* Task to complete *
Find all the lines with "examen" and gather them.

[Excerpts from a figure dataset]
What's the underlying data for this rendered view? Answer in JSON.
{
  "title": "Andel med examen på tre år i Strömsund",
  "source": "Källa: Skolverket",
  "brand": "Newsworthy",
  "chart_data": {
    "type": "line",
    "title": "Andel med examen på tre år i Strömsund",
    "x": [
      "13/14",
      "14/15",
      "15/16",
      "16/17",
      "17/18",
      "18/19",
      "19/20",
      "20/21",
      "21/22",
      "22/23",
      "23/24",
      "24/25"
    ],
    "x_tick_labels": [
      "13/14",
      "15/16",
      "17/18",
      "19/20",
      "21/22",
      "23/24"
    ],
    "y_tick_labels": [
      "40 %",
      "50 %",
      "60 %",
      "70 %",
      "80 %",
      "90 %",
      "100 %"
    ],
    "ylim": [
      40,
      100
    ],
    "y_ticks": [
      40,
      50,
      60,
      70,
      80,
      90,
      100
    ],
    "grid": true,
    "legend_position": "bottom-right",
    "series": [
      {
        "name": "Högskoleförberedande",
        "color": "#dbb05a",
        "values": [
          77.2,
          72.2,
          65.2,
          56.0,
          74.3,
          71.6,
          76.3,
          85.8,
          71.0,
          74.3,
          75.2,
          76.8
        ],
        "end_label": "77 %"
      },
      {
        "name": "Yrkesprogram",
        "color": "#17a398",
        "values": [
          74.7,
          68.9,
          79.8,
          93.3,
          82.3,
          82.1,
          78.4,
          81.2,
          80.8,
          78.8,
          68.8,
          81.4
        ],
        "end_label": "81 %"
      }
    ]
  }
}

* Finished exercise *
  "title": "Andel med examen på tre år i Strömsund",
    "title": "Andel med examen på tre år i Strömsund",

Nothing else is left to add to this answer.